## Start Input rows

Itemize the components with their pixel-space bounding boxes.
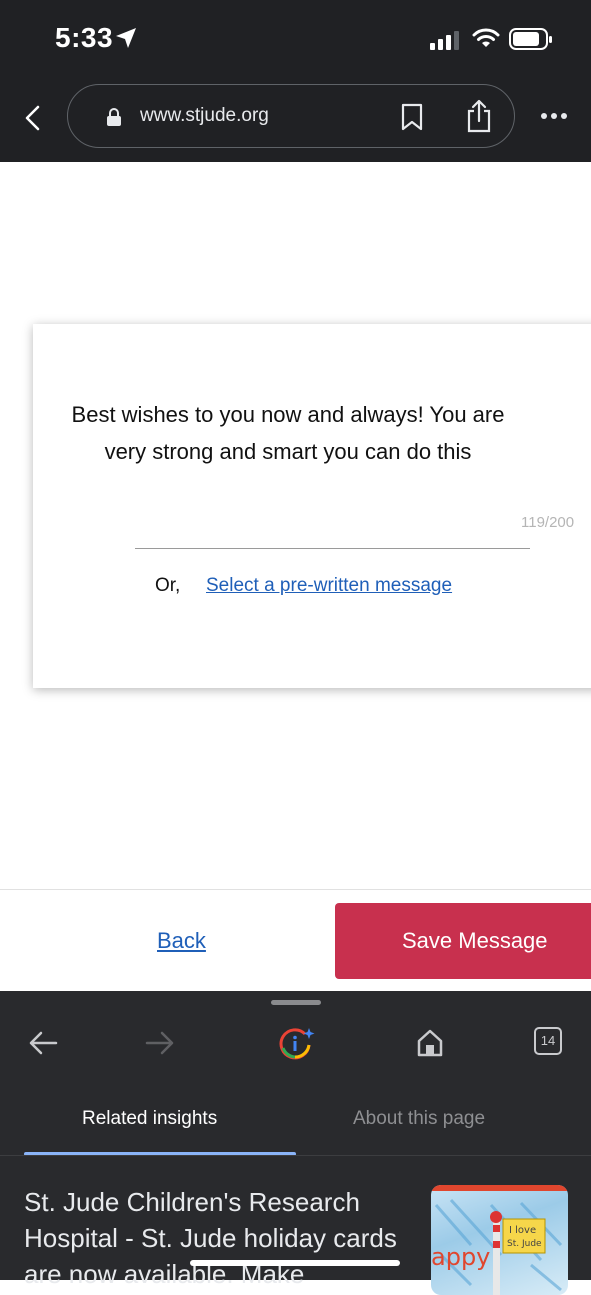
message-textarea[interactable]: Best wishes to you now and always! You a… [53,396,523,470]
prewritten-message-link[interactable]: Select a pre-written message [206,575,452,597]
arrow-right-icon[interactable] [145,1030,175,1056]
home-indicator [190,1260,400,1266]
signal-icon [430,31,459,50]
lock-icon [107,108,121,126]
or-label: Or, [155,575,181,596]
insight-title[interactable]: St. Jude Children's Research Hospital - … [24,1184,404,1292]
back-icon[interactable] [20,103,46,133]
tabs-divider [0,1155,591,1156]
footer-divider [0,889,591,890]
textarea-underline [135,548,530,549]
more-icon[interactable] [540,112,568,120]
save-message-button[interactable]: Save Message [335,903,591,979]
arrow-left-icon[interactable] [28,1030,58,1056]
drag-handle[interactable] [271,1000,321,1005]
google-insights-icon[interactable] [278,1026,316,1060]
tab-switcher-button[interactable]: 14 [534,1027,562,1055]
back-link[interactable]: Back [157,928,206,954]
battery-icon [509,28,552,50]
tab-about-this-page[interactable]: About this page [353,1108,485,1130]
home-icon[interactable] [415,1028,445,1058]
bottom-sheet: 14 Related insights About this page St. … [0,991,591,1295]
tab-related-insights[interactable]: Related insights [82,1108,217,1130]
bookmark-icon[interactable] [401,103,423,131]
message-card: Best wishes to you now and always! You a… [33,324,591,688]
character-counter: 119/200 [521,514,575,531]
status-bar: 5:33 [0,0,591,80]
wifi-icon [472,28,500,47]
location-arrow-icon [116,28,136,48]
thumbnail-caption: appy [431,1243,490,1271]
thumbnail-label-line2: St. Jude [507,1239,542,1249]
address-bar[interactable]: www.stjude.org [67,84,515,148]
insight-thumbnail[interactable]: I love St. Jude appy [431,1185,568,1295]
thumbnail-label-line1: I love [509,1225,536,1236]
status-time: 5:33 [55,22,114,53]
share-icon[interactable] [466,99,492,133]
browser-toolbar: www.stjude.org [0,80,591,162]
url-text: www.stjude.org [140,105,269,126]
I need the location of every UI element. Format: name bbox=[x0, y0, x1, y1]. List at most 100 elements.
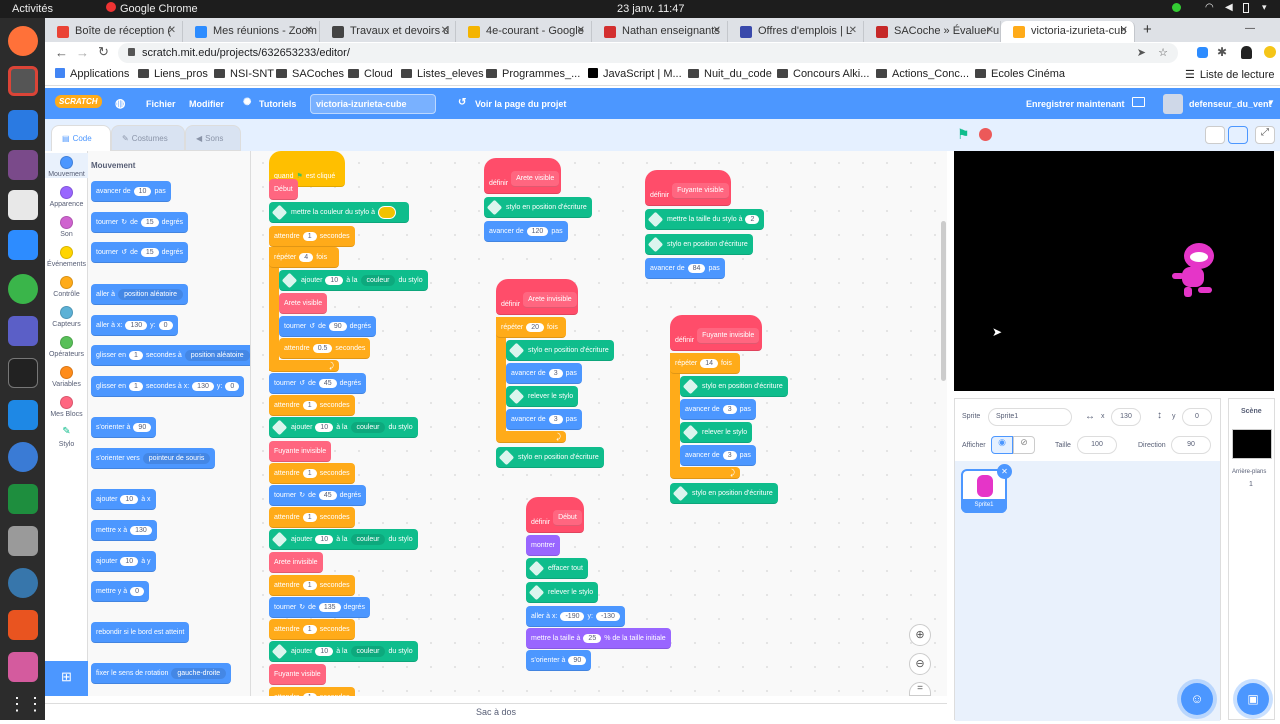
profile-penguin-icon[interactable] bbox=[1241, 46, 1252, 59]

## End Input rows

_Description of the task_.
Write out the lines above again, replacing "Itemize" with "Enumerate" and changing nothing else. Leave the pictures out.

_Finished exercise_.
Enumerate the components with their pixel-space bounding boxes.
message-textarea[interactable]: Best wishes to you now and always! You a… [53,396,523,470]
prewritten-message-link[interactable]: Select a pre-written message [206,575,452,597]
arrow-right-icon[interactable] [145,1030,175,1056]
home-indicator [190,1260,400,1266]
signal-icon [430,31,459,50]
lock-icon [107,108,121,126]
or-label: Or, [155,575,181,596]
insight-title[interactable]: St. Jude Children's Research Hospital - … [24,1184,404,1292]
back-icon[interactable] [20,103,46,133]
tabs-divider [0,1155,591,1156]
footer-divider [0,889,591,890]
textarea-underline [135,548,530,549]
more-icon[interactable] [540,112,568,120]
save-message-button[interactable]: Save Message [335,903,591,979]
arrow-left-icon[interactable] [28,1030,58,1056]
drag-handle[interactable] [271,1000,321,1005]
google-insights-icon[interactable] [278,1026,316,1060]
tab-switcher-button[interactable]: 14 [534,1027,562,1055]
back-link[interactable]: Back [157,928,206,954]
battery-icon [509,28,552,50]
tab-about-this-page[interactable]: About this page [353,1108,485,1130]
home-icon[interactable] [415,1028,445,1058]
bottom-sheet: 14 Related insights About this page St. … [0,991,591,1295]
tab-related-insights[interactable]: Related insights [82,1108,217,1130]
bookmark-icon[interactable] [401,103,423,131]
message-card: Best wishes to you now and always! You a… [33,324,591,688]
character-counter: 119/200 [521,514,575,531]
status-bar: 5:33 [0,0,591,80]
wifi-icon [472,28,500,47]
location-arrow-icon [116,28,136,48]
thumbnail-caption: appy [431,1243,490,1271]
thumbnail-label-line2: St. Jude [507,1239,542,1249]
address-bar[interactable]: www.stjude.org [67,84,515,148]
insight-thumbnail[interactable]: I love St. Jude appy [431,1185,568,1295]
thumbnail-label-line1: I love [509,1225,536,1236]
status-time: 5:33 [55,22,114,53]
share-icon[interactable] [466,99,492,133]
browser-toolbar: www.stjude.org [0,80,591,162]
url-text: www.stjude.org [140,105,269,126]
I need the location of every UI element. Format: name bbox=[x0, y0, x1, y1]. List at most 100 elements.
profile-penguin-icon[interactable] bbox=[1241, 46, 1252, 59]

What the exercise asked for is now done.